* WHAT THE TASK ASKS
Show each line from the listing that includes the word "into".

* MATERIAL SUPPLIED
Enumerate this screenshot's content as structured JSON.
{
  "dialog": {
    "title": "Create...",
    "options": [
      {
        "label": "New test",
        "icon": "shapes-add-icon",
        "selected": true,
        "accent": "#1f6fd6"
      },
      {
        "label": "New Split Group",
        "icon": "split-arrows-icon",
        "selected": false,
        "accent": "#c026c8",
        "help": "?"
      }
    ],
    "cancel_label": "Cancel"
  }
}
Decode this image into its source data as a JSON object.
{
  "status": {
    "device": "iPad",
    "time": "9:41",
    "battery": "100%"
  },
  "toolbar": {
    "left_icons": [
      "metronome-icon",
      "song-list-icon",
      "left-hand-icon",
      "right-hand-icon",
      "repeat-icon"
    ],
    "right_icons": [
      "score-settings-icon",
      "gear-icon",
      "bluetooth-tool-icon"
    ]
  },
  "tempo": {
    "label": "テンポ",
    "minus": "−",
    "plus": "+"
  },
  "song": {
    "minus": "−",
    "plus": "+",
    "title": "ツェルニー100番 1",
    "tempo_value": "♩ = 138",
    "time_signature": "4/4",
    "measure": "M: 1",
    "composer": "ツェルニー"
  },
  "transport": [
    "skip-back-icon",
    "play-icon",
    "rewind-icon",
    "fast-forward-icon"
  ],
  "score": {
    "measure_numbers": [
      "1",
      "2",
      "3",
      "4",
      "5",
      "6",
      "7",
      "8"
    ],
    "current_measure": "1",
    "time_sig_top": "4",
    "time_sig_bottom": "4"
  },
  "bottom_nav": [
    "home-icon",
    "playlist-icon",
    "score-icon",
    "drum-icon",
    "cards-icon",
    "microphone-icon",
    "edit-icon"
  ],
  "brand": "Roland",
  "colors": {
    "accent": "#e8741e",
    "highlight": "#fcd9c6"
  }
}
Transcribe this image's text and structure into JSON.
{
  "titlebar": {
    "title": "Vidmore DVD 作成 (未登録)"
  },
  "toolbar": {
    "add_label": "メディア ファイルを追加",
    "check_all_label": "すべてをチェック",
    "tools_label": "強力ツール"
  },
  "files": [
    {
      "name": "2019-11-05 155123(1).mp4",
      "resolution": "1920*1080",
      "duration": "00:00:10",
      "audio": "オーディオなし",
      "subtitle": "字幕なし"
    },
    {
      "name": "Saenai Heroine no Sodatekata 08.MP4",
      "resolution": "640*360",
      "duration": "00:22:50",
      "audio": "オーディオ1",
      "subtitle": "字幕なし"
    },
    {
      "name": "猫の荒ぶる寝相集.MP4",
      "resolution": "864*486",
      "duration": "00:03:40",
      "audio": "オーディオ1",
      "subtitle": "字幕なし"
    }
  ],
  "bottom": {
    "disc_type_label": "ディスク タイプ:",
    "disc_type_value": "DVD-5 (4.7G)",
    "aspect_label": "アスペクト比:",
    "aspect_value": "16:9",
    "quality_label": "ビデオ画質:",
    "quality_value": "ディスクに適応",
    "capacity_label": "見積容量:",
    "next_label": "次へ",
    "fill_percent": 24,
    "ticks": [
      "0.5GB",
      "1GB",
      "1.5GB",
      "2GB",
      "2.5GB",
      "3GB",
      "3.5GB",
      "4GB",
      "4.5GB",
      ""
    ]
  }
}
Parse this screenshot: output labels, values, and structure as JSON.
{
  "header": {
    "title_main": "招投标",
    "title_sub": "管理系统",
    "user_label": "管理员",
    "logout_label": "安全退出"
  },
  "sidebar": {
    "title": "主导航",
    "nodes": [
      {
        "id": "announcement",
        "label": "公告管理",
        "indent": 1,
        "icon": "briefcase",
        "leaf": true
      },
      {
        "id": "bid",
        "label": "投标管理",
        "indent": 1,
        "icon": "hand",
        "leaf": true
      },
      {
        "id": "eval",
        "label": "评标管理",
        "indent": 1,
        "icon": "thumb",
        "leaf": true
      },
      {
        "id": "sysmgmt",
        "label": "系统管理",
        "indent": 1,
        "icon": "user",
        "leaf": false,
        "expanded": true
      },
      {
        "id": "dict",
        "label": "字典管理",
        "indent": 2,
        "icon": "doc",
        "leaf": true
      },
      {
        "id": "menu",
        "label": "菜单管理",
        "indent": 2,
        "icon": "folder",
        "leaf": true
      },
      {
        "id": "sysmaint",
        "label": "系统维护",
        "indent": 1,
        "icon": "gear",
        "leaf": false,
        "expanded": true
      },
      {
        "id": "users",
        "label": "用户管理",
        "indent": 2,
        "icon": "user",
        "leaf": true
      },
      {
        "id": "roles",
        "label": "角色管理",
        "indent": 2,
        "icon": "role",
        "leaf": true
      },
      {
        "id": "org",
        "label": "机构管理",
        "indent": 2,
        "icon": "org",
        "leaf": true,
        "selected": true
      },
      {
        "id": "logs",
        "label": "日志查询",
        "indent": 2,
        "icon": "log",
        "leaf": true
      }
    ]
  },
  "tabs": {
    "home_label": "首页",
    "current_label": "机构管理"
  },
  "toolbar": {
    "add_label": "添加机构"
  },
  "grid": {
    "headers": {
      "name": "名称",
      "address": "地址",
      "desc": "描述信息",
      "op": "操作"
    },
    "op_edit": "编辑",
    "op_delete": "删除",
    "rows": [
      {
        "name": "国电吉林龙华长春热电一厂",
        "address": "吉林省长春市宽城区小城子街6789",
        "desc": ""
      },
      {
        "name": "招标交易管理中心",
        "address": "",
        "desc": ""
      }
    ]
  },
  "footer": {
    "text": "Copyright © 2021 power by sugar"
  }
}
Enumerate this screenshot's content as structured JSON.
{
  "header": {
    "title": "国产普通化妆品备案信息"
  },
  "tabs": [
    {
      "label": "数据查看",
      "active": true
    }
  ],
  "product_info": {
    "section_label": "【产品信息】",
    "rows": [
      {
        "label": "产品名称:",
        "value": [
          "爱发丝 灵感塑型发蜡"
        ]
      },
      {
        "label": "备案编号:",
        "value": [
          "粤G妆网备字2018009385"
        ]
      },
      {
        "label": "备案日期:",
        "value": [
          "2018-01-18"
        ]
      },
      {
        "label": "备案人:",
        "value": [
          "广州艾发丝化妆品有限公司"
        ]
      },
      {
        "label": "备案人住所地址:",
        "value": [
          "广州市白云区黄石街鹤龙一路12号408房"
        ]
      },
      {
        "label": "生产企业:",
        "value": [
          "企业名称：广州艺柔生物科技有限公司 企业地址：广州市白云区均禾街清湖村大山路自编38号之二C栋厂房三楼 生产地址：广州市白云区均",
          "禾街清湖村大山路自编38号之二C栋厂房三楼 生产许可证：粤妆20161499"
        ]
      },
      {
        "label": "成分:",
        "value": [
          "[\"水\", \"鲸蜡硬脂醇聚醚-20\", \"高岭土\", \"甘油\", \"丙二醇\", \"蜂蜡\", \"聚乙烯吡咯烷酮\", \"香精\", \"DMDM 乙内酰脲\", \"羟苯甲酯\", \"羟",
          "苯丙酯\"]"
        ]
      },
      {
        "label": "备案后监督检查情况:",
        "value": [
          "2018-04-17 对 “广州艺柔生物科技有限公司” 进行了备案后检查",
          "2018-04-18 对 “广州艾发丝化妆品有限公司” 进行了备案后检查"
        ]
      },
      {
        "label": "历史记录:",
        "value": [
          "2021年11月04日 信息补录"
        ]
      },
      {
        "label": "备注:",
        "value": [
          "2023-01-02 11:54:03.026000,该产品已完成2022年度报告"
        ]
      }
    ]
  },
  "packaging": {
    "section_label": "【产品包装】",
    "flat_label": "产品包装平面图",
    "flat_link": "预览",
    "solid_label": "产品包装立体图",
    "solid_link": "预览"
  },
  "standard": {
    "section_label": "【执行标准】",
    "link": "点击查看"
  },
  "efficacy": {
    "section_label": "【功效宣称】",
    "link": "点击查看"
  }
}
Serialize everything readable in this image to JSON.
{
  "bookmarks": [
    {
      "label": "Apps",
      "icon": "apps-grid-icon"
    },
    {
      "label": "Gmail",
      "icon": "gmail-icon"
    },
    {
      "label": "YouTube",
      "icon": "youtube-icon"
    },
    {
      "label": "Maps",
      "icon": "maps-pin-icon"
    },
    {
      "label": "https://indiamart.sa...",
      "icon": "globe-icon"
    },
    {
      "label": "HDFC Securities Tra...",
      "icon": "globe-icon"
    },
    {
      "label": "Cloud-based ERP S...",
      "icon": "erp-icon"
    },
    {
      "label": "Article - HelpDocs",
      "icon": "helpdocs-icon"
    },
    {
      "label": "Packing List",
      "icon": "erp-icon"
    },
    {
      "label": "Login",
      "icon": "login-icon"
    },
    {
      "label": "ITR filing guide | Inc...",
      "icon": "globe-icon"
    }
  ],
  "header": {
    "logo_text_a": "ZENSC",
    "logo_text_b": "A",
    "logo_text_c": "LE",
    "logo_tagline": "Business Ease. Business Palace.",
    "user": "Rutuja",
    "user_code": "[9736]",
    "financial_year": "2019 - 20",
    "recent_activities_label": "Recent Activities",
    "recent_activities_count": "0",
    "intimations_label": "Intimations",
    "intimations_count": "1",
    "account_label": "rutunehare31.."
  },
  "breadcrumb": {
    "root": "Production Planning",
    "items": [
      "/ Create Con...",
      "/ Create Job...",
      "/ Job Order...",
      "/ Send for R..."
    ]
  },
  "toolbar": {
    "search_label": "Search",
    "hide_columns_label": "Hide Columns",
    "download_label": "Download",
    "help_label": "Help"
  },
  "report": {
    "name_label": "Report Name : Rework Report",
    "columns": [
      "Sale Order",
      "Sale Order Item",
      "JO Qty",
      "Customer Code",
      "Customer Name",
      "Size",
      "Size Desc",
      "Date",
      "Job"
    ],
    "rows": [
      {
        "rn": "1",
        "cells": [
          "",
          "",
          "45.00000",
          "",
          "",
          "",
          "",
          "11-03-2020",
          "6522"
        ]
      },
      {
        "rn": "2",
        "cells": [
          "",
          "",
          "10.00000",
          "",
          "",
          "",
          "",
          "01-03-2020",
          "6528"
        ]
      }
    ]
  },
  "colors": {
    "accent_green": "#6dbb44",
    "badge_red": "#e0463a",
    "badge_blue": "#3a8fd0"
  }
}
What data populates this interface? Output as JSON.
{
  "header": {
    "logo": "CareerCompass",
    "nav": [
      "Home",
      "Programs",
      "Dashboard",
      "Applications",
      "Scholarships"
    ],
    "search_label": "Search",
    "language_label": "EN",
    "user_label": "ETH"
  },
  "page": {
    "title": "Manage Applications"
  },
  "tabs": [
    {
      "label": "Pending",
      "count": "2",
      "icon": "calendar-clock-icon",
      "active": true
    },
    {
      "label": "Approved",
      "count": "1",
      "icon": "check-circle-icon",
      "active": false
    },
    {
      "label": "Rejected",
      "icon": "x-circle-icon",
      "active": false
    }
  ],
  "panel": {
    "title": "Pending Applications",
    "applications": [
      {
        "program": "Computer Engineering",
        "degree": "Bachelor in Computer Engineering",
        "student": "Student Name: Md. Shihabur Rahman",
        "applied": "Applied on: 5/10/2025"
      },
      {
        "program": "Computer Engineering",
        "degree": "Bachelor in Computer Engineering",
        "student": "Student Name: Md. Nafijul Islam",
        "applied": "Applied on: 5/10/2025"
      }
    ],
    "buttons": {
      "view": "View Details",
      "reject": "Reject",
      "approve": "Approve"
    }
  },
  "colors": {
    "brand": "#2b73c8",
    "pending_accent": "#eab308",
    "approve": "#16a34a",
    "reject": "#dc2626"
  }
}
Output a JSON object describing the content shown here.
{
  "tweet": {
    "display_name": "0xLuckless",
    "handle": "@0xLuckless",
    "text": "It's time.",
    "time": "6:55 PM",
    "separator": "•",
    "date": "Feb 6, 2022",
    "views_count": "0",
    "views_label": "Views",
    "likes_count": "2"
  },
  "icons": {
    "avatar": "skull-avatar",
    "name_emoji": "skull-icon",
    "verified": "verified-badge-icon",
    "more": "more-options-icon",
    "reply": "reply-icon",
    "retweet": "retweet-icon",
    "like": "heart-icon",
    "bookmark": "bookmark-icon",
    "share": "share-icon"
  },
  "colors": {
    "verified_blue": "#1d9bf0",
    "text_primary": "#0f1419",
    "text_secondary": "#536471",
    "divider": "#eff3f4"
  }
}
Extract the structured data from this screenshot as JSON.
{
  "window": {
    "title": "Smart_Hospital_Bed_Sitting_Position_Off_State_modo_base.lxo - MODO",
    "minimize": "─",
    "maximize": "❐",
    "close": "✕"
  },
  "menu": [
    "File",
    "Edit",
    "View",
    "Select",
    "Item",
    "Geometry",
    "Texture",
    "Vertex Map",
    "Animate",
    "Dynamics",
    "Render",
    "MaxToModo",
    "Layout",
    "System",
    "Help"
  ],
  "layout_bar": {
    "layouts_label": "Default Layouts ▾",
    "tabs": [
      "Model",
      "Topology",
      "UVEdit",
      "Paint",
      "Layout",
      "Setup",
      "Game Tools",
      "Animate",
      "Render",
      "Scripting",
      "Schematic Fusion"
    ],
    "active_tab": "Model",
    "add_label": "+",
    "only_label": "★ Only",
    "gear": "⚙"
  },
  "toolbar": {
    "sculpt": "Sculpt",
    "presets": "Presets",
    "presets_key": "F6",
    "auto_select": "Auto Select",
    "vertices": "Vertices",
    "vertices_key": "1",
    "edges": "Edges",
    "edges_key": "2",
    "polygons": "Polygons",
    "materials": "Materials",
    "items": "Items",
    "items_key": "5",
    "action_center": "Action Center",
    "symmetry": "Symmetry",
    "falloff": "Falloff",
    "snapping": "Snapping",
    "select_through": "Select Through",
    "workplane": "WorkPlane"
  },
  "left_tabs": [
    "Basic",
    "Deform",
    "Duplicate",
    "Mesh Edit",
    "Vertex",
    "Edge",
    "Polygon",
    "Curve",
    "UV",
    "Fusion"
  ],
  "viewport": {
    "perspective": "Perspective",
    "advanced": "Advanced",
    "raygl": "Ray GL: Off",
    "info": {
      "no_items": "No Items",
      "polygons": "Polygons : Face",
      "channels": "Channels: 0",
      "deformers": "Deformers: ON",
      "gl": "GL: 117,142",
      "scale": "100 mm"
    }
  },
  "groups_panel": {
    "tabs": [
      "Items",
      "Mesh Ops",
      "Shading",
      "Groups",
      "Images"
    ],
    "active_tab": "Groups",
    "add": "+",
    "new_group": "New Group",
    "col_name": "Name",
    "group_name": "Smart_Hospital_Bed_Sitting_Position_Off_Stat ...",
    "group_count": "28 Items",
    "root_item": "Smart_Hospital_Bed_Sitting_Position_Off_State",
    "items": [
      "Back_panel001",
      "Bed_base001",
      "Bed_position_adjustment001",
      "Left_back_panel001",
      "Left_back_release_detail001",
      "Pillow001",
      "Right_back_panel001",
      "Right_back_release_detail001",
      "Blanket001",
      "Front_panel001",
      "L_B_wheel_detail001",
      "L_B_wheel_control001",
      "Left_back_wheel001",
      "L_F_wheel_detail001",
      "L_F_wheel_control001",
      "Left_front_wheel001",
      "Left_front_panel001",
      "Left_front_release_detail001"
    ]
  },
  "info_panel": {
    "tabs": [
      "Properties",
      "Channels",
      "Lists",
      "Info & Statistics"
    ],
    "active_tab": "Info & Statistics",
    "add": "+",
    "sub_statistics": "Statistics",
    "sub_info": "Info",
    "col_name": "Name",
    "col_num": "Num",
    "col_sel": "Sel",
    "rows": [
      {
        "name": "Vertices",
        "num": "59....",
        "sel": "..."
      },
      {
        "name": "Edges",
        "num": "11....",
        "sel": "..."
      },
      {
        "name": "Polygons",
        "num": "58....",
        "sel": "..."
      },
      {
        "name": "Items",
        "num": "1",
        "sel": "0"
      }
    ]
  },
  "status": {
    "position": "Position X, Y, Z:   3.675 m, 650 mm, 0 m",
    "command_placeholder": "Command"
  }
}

* FULL OUTPUT
Decode this image into its source data as a JSON object.
Transcribe this image's text and structure into JSON.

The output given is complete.